## GIVEN EXERCISE
Every line below that mentions the word "słowników" should be copied out.

## SOURCE DATA
::::
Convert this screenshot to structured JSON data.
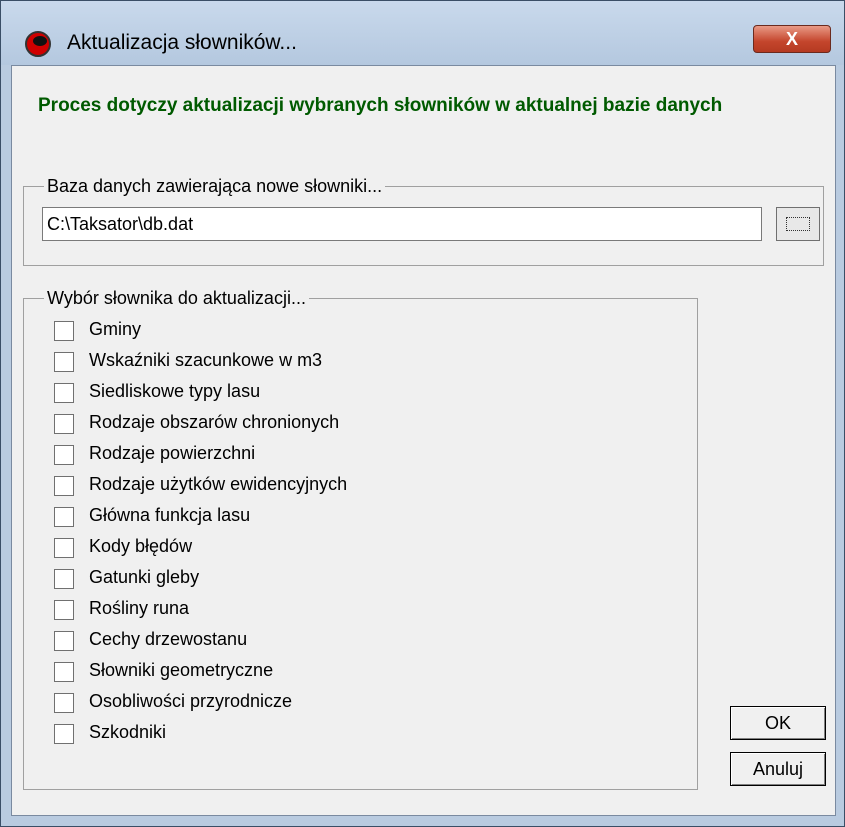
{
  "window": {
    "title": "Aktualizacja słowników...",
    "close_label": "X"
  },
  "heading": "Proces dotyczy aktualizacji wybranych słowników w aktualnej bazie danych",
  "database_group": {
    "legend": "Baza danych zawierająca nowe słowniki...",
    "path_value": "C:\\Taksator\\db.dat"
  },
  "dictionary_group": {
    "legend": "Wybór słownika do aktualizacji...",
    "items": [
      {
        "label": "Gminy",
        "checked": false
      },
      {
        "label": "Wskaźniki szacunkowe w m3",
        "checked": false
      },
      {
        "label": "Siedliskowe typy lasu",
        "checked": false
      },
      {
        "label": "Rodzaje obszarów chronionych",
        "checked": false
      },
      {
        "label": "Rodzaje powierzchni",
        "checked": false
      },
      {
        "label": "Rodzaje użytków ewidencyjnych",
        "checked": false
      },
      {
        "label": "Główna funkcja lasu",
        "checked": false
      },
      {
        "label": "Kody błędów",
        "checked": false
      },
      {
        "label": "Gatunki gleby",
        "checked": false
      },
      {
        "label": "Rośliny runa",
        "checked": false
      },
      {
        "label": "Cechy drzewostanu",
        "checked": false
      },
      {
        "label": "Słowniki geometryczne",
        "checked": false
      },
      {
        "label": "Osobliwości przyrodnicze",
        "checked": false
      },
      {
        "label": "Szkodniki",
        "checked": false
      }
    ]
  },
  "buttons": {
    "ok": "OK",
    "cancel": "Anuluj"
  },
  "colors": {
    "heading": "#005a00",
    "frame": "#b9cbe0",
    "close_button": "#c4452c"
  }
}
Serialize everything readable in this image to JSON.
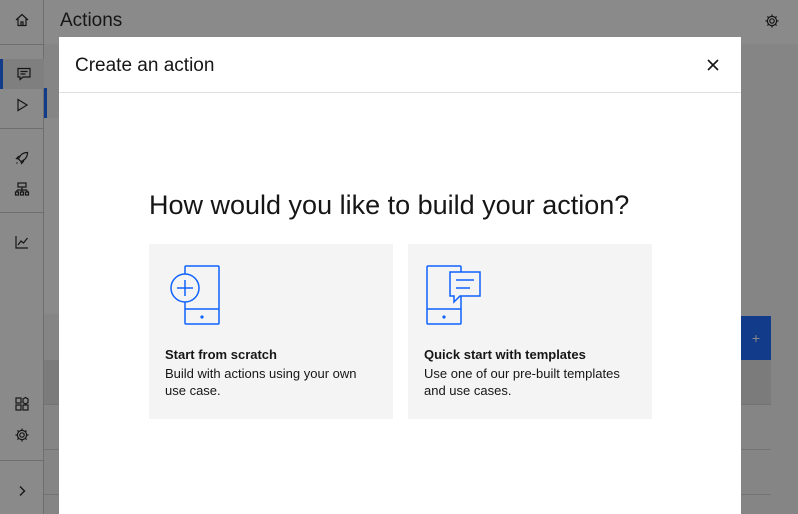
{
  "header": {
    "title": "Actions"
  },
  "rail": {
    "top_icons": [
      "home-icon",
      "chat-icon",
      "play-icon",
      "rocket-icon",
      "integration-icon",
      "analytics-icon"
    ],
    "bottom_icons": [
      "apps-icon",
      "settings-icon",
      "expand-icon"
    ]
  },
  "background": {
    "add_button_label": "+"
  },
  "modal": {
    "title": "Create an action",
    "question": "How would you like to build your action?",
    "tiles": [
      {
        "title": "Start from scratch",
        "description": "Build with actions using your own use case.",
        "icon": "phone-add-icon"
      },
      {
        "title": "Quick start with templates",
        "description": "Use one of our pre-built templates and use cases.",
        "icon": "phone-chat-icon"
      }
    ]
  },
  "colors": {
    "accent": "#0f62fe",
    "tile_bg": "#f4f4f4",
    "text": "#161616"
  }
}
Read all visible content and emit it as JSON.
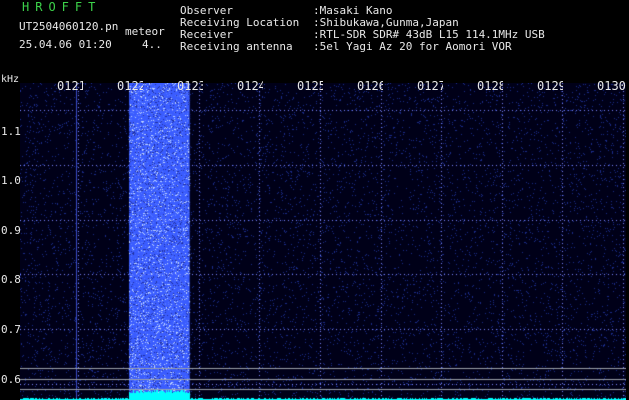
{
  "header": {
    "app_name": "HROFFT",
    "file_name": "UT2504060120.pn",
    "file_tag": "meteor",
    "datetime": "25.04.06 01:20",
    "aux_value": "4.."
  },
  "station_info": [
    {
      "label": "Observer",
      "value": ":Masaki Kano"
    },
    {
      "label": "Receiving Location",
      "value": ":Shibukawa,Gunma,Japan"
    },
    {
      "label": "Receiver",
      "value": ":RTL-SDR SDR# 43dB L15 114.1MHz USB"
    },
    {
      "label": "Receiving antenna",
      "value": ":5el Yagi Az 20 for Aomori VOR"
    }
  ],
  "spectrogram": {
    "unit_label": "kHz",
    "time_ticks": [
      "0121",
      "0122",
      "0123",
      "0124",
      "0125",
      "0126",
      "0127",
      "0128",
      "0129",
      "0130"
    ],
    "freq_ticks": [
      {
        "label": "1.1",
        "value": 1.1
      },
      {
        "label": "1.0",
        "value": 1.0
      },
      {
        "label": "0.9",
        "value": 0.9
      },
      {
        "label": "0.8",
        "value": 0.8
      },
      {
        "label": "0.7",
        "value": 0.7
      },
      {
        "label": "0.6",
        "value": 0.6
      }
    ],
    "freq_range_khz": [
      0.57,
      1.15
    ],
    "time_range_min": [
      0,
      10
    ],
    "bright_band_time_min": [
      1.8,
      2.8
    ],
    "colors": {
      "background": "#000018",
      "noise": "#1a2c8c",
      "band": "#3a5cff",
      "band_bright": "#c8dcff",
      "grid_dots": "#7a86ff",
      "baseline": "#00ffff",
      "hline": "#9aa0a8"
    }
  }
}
::::
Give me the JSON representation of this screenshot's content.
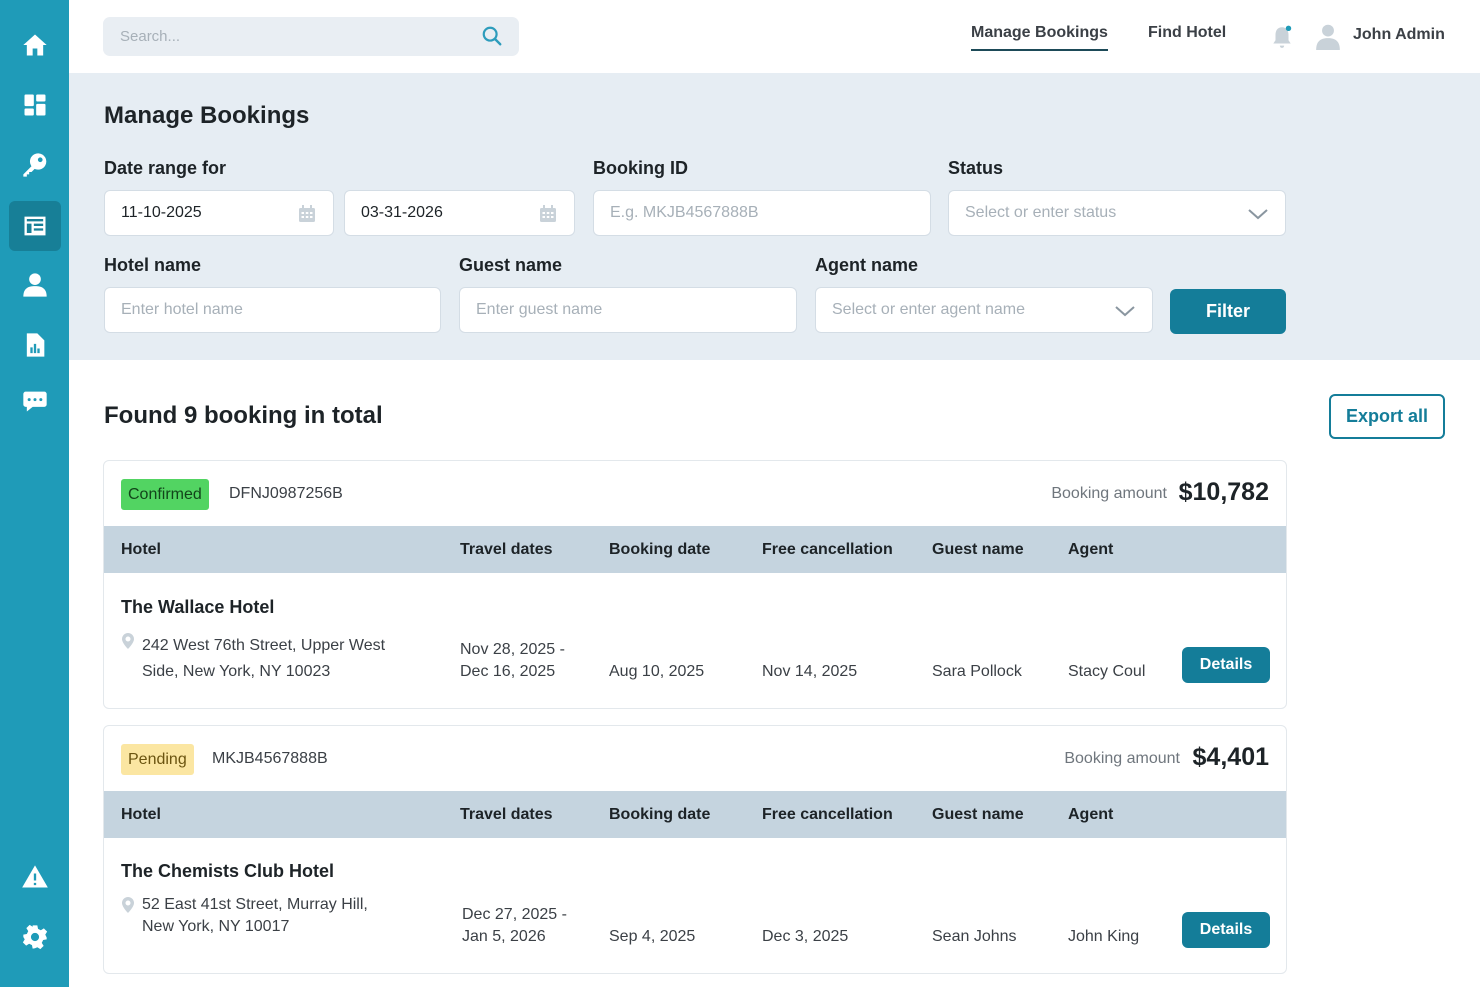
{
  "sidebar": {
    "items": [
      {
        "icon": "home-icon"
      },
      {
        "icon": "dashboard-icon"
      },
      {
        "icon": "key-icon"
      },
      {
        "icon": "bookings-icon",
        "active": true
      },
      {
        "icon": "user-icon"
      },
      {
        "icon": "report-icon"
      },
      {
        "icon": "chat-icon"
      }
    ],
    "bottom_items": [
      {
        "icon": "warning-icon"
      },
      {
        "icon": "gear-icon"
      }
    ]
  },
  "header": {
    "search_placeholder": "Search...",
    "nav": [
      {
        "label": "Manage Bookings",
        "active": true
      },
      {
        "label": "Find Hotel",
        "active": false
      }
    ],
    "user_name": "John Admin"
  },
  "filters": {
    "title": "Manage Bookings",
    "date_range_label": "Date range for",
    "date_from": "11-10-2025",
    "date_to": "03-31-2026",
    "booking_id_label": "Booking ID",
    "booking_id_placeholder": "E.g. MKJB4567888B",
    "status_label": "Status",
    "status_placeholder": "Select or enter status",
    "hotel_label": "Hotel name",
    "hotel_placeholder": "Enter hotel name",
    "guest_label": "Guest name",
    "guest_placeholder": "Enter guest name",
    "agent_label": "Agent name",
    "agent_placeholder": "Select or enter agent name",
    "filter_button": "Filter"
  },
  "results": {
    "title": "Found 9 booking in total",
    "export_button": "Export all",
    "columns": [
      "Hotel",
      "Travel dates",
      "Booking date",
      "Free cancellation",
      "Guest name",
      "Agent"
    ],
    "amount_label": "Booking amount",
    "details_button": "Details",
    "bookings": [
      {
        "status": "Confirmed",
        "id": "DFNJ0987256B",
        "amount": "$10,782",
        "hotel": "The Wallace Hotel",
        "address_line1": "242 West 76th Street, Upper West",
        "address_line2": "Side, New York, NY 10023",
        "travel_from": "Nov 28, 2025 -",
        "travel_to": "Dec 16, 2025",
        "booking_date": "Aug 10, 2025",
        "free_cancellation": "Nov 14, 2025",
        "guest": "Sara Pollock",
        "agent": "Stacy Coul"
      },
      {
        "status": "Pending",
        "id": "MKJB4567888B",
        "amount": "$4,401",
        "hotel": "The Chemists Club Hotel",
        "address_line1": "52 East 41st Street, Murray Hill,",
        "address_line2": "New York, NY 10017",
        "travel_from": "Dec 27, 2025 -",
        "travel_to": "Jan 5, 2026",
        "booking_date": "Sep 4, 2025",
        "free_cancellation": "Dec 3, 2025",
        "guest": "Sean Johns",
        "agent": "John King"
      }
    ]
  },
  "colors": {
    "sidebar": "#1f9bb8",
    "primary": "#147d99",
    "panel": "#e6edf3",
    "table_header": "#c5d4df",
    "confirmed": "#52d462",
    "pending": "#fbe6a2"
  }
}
::::
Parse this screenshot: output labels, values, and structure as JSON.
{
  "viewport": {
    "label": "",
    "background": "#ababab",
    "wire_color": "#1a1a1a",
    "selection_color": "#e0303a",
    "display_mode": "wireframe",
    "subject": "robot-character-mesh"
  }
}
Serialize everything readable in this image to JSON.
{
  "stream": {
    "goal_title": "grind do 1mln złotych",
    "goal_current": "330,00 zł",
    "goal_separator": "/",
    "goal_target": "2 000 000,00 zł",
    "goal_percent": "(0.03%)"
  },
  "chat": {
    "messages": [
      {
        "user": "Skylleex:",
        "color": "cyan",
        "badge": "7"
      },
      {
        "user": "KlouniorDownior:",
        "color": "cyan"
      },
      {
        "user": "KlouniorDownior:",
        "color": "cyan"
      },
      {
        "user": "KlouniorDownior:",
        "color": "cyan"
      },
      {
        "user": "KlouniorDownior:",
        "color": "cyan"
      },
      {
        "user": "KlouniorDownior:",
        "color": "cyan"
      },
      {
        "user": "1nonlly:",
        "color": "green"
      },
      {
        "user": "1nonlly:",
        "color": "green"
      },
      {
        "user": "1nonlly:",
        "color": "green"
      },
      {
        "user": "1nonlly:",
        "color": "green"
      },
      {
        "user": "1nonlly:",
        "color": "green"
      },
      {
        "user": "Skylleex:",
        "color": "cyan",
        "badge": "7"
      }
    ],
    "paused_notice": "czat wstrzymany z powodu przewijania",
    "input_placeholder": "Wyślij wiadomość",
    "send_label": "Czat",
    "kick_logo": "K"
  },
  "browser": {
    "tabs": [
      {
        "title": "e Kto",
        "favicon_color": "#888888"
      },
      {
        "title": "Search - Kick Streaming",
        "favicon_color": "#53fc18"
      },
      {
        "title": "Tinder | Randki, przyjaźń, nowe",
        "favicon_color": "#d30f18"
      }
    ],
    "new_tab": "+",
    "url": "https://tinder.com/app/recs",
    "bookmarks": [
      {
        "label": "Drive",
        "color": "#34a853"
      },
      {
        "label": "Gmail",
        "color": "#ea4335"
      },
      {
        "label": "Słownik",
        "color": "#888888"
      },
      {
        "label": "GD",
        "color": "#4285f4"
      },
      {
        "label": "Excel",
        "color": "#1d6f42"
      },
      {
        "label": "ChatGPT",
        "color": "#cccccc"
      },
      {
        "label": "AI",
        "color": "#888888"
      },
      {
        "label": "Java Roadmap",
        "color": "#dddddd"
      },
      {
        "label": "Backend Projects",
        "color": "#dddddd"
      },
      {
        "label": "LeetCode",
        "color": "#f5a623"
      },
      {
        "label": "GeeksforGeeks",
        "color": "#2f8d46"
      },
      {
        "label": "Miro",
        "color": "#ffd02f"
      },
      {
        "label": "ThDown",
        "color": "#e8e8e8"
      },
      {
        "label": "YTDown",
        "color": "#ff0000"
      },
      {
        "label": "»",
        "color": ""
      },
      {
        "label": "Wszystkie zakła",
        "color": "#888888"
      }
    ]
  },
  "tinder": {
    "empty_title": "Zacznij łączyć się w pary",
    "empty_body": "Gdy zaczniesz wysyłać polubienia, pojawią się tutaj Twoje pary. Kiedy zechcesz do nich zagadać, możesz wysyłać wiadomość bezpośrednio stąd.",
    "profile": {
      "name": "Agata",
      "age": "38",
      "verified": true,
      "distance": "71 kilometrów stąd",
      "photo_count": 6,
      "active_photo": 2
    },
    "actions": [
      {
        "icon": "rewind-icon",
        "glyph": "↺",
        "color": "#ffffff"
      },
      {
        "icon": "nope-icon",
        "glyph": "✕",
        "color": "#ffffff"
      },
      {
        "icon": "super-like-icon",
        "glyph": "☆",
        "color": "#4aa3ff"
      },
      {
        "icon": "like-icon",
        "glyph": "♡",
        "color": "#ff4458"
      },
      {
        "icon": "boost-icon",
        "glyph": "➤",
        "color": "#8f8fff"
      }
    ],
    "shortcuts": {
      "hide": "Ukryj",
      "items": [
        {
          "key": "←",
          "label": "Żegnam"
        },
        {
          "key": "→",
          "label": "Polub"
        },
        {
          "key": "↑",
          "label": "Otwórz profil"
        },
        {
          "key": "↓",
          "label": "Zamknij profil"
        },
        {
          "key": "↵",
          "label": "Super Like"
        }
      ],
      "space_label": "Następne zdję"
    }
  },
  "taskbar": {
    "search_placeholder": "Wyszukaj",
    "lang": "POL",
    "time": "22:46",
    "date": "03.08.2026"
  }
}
::::
## RESPONSE TO THIS EXERCISE
    "title": "Aktualizacja słowników...",
  "heading": "Proces dotyczy aktualizacji wybranych słowników w aktualnej bazie danych",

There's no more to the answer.